[START OF Provided material]

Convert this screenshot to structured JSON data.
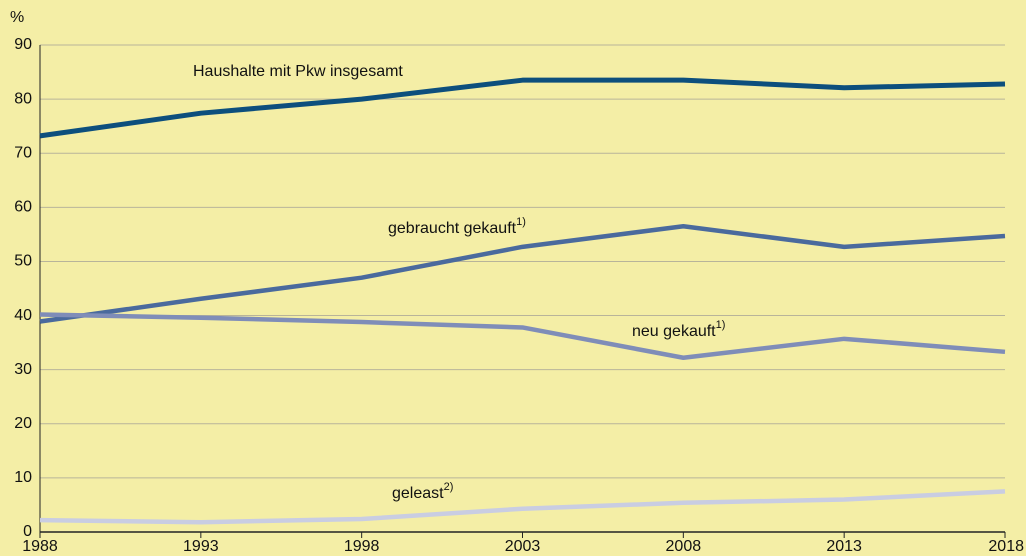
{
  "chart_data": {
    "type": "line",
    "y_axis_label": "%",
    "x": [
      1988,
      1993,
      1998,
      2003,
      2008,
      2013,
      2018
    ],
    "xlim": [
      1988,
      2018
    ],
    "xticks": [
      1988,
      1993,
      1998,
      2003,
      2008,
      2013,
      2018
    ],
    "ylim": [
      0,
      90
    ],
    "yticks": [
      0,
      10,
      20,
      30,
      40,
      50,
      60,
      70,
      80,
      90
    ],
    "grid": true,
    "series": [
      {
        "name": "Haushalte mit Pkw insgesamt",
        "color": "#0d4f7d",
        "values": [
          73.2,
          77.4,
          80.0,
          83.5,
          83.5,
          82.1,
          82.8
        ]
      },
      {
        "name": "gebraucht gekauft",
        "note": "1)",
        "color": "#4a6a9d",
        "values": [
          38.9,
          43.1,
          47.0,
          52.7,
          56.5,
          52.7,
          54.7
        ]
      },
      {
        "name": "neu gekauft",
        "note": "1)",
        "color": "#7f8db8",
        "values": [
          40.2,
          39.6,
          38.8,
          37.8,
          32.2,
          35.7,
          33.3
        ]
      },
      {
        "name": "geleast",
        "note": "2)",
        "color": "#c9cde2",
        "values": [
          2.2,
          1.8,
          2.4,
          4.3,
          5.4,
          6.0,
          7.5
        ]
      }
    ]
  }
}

[END OF Provided material]

Retype each record exactly as it stands, but do not include the pictures.

- [The completed task]:
Convert this screenshot to structured JSON data.
{
  "chart_data": {
    "type": "line",
    "y_axis_label": "%",
    "x": [
      1988,
      1993,
      1998,
      2003,
      2008,
      2013,
      2018
    ],
    "xlim": [
      1988,
      2018
    ],
    "xticks": [
      1988,
      1993,
      1998,
      2003,
      2008,
      2013,
      2018
    ],
    "ylim": [
      0,
      90
    ],
    "yticks": [
      0,
      10,
      20,
      30,
      40,
      50,
      60,
      70,
      80,
      90
    ],
    "grid": true,
    "series": [
      {
        "name": "Haushalte mit Pkw insgesamt",
        "color": "#0d4f7d",
        "values": [
          73.2,
          77.4,
          80.0,
          83.5,
          83.5,
          82.1,
          82.8
        ]
      },
      {
        "name": "gebraucht gekauft",
        "note": "1)",
        "color": "#4a6a9d",
        "values": [
          38.9,
          43.1,
          47.0,
          52.7,
          56.5,
          52.7,
          54.7
        ]
      },
      {
        "name": "neu gekauft",
        "note": "1)",
        "color": "#7f8db8",
        "values": [
          40.2,
          39.6,
          38.8,
          37.8,
          32.2,
          35.7,
          33.3
        ]
      },
      {
        "name": "geleast",
        "note": "2)",
        "color": "#c9cde2",
        "values": [
          2.2,
          1.8,
          2.4,
          4.3,
          5.4,
          6.0,
          7.5
        ]
      }
    ]
  }
}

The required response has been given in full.